Goal. Your task is to copy every record exactly.

Source material.
* * * * * * *

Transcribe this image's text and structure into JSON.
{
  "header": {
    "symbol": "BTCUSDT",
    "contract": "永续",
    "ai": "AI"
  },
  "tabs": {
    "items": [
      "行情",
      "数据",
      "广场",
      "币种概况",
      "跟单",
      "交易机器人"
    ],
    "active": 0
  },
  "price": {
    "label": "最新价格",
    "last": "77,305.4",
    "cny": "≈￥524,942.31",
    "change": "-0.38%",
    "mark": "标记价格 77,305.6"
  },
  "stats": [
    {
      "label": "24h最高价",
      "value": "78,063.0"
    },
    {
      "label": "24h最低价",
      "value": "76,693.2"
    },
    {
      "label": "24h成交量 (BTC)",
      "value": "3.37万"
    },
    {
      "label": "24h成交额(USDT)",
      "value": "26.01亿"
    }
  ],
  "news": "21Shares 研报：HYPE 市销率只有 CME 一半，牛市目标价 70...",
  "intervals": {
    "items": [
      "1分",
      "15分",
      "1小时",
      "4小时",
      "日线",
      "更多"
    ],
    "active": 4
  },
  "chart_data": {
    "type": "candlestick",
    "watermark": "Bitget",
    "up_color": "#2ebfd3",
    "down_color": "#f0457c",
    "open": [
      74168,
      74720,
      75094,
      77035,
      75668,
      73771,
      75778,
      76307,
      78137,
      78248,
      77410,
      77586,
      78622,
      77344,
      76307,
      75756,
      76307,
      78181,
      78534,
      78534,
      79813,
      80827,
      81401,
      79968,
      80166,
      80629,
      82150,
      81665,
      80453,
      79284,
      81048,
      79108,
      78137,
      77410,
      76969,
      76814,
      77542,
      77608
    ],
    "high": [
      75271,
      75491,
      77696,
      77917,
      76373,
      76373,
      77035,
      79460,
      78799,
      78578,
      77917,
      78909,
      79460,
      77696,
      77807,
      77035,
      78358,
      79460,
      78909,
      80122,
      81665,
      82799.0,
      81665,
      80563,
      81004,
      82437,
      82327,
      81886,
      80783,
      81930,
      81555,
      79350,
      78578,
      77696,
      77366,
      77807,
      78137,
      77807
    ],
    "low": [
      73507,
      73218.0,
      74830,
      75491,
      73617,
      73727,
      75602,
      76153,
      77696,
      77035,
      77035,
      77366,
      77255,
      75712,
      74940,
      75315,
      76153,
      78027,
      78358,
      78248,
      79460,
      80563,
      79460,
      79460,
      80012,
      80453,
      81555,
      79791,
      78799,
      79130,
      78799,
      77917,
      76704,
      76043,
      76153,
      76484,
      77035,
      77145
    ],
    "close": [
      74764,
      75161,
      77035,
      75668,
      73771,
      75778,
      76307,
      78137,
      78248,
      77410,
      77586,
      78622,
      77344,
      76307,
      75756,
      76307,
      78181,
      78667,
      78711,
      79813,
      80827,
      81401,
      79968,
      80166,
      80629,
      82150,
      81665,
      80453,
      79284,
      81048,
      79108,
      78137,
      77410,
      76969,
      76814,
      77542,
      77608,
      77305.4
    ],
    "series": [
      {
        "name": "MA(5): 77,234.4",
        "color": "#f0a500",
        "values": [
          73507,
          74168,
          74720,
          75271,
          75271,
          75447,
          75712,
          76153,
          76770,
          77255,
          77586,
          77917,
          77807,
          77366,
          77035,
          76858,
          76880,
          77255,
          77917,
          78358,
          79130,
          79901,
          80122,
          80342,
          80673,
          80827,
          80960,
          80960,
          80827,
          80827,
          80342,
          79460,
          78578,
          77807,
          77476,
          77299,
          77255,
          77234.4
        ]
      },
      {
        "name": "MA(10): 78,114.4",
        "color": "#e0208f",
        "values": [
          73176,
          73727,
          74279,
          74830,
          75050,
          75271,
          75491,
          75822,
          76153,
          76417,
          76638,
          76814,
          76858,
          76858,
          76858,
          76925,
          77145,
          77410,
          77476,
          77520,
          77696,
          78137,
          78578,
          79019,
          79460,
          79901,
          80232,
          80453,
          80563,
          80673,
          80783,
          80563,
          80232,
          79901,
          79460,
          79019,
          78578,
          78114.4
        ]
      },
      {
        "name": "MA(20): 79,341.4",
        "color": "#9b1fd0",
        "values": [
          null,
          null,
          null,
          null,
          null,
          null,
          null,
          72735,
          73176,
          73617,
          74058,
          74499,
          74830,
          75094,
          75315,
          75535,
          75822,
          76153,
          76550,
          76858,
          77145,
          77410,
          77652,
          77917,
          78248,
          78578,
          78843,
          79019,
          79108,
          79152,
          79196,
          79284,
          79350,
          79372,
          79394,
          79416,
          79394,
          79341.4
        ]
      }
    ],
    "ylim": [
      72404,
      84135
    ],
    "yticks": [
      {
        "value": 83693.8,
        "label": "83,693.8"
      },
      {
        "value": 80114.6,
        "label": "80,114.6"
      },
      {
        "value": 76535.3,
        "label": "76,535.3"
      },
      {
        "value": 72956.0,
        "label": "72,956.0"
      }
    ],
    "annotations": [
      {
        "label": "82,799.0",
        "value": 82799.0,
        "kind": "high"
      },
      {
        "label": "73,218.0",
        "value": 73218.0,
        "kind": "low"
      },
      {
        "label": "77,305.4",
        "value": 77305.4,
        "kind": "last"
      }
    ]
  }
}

* * * * * * *

Exercise response.
Transcribe this image's text and structure into JSON.
{
  "header": {
    "symbol": "BTCUSDT",
    "contract": "永续",
    "ai": "AI"
  },
  "tabs": {
    "items": [
      "行情",
      "数据",
      "广场",
      "币种概况",
      "跟单",
      "交易机器人"
    ],
    "active": 0
  },
  "price": {
    "label": "最新价格",
    "last": "77,305.4",
    "cny": "≈￥524,942.31",
    "change": "-0.38%",
    "mark": "标记价格 77,305.6"
  },
  "stats": [
    {
      "label": "24h最高价",
      "value": "78,063.0"
    },
    {
      "label": "24h最低价",
      "value": "76,693.2"
    },
    {
      "label": "24h成交量 (BTC)",
      "value": "3.37万"
    },
    {
      "label": "24h成交额(USDT)",
      "value": "26.01亿"
    }
  ],
  "news": "21Shares 研报：HYPE 市销率只有 CME 一半，牛市目标价 70...",
  "intervals": {
    "items": [
      "1分",
      "15分",
      "1小时",
      "4小时",
      "日线",
      "更多"
    ],
    "active": 4
  },
  "chart_data": {
    "type": "candlestick",
    "watermark": "Bitget",
    "up_color": "#2ebfd3",
    "down_color": "#f0457c",
    "open": [
      74168,
      74720,
      75094,
      77035,
      75668,
      73771,
      75778,
      76307,
      78137,
      78248,
      77410,
      77586,
      78622,
      77344,
      76307,
      75756,
      76307,
      78181,
      78534,
      78534,
      79813,
      80827,
      81401,
      79968,
      80166,
      80629,
      82150,
      81665,
      80453,
      79284,
      81048,
      79108,
      78137,
      77410,
      76969,
      76814,
      77542,
      77608
    ],
    "high": [
      75271,
      75491,
      77696,
      77917,
      76373,
      76373,
      77035,
      79460,
      78799,
      78578,
      77917,
      78909,
      79460,
      77696,
      77807,
      77035,
      78358,
      79460,
      78909,
      80122,
      81665,
      82799.0,
      81665,
      80563,
      81004,
      82437,
      82327,
      81886,
      80783,
      81930,
      81555,
      79350,
      78578,
      77696,
      77366,
      77807,
      78137,
      77807
    ],
    "low": [
      73507,
      73218.0,
      74830,
      75491,
      73617,
      73727,
      75602,
      76153,
      77696,
      77035,
      77035,
      77366,
      77255,
      75712,
      74940,
      75315,
      76153,
      78027,
      78358,
      78248,
      79460,
      80563,
      79460,
      79460,
      80012,
      80453,
      81555,
      79791,
      78799,
      79130,
      78799,
      77917,
      76704,
      76043,
      76153,
      76484,
      77035,
      77145
    ],
    "close": [
      74764,
      75161,
      77035,
      75668,
      73771,
      75778,
      76307,
      78137,
      78248,
      77410,
      77586,
      78622,
      77344,
      76307,
      75756,
      76307,
      78181,
      78667,
      78711,
      79813,
      80827,
      81401,
      79968,
      80166,
      80629,
      82150,
      81665,
      80453,
      79284,
      81048,
      79108,
      78137,
      77410,
      76969,
      76814,
      77542,
      77608,
      77305.4
    ],
    "series": [
      {
        "name": "MA(5): 77,234.4",
        "color": "#f0a500",
        "values": [
          73507,
          74168,
          74720,
          75271,
          75271,
          75447,
          75712,
          76153,
          76770,
          77255,
          77586,
          77917,
          77807,
          77366,
          77035,
          76858,
          76880,
          77255,
          77917,
          78358,
          79130,
          79901,
          80122,
          80342,
          80673,
          80827,
          80960,
          80960,
          80827,
          80827,
          80342,
          79460,
          78578,
          77807,
          77476,
          77299,
          77255,
          77234.4
        ]
      },
      {
        "name": "MA(10): 78,114.4",
        "color": "#e0208f",
        "values": [
          73176,
          73727,
          74279,
          74830,
          75050,
          75271,
          75491,
          75822,
          76153,
          76417,
          76638,
          76814,
          76858,
          76858,
          76858,
          76925,
          77145,
          77410,
          77476,
          77520,
          77696,
          78137,
          78578,
          79019,
          79460,
          79901,
          80232,
          80453,
          80563,
          80673,
          80783,
          80563,
          80232,
          79901,
          79460,
          79019,
          78578,
          78114.4
        ]
      },
      {
        "name": "MA(20): 79,341.4",
        "color": "#9b1fd0",
        "values": [
          null,
          null,
          null,
          null,
          null,
          null,
          null,
          72735,
          73176,
          73617,
          74058,
          74499,
          74830,
          75094,
          75315,
          75535,
          75822,
          76153,
          76550,
          76858,
          77145,
          77410,
          77652,
          77917,
          78248,
          78578,
          78843,
          79019,
          79108,
          79152,
          79196,
          79284,
          79350,
          79372,
          79394,
          79416,
          79394,
          79341.4
        ]
      }
    ],
    "ylim": [
      72404,
      84135
    ],
    "yticks": [
      {
        "value": 83693.8,
        "label": "83,693.8"
      },
      {
        "value": 80114.6,
        "label": "80,114.6"
      },
      {
        "value": 76535.3,
        "label": "76,535.3"
      },
      {
        "value": 72956.0,
        "label": "72,956.0"
      }
    ],
    "annotations": [
      {
        "label": "82,799.0",
        "value": 82799.0,
        "kind": "high"
      },
      {
        "label": "73,218.0",
        "value": 73218.0,
        "kind": "low"
      },
      {
        "label": "77,305.4",
        "value": 77305.4,
        "kind": "last"
      }
    ]
  }
}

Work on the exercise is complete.